**The data:**
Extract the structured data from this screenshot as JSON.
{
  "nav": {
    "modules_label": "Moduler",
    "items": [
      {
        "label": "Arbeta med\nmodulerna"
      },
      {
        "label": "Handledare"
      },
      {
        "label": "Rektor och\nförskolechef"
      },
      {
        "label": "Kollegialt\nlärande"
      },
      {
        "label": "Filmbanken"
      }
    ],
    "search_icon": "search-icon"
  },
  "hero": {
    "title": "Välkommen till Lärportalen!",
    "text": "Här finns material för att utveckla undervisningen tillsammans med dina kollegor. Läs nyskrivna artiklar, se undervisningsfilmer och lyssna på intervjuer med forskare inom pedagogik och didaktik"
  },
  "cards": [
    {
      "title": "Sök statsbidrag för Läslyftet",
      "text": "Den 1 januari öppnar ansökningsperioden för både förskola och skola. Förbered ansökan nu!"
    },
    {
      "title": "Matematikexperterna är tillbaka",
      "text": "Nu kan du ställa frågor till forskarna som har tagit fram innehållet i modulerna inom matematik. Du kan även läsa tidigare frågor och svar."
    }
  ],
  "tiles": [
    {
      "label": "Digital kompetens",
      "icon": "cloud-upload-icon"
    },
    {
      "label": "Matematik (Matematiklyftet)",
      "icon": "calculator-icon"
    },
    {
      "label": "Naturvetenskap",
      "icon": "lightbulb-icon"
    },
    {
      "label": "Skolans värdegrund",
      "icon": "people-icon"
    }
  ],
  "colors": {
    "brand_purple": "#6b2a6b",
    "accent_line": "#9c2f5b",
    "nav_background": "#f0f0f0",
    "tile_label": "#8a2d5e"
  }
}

**Brief:** Output all preceding records character for character.

**Solved problem:**
Extract the structured data from this screenshot as JSON.
{
  "nav": {
    "modules_label": "Moduler",
    "items": [
      {
        "label": "Arbeta med\nmodulerna"
      },
      {
        "label": "Handledare"
      },
      {
        "label": "Rektor och\nförskolechef"
      },
      {
        "label": "Kollegialt\nlärande"
      },
      {
        "label": "Filmbanken"
      }
    ],
    "search_icon": "search-icon"
  },
  "hero": {
    "title": "Välkommen till Lärportalen!",
    "text": "Här finns material för att utveckla undervisningen tillsammans med dina kollegor. Läs nyskrivna artiklar, se undervisningsfilmer och lyssna på intervjuer med forskare inom pedagogik och didaktik"
  },
  "cards": [
    {
      "title": "Sök statsbidrag för Läslyftet",
      "text": "Den 1 januari öppnar ansökningsperioden för både förskola och skola. Förbered ansökan nu!"
    },
    {
      "title": "Matematikexperterna är tillbaka",
      "text": "Nu kan du ställa frågor till forskarna som har tagit fram innehållet i modulerna inom matematik. Du kan även läsa tidigare frågor och svar."
    }
  ],
  "tiles": [
    {
      "label": "Digital kompetens",
      "icon": "cloud-upload-icon"
    },
    {
      "label": "Matematik (Matematiklyftet)",
      "icon": "calculator-icon"
    },
    {
      "label": "Naturvetenskap",
      "icon": "lightbulb-icon"
    },
    {
      "label": "Skolans värdegrund",
      "icon": "people-icon"
    }
  ],
  "colors": {
    "brand_purple": "#6b2a6b",
    "accent_line": "#9c2f5b",
    "nav_background": "#f0f0f0",
    "tile_label": "#8a2d5e"
  }
}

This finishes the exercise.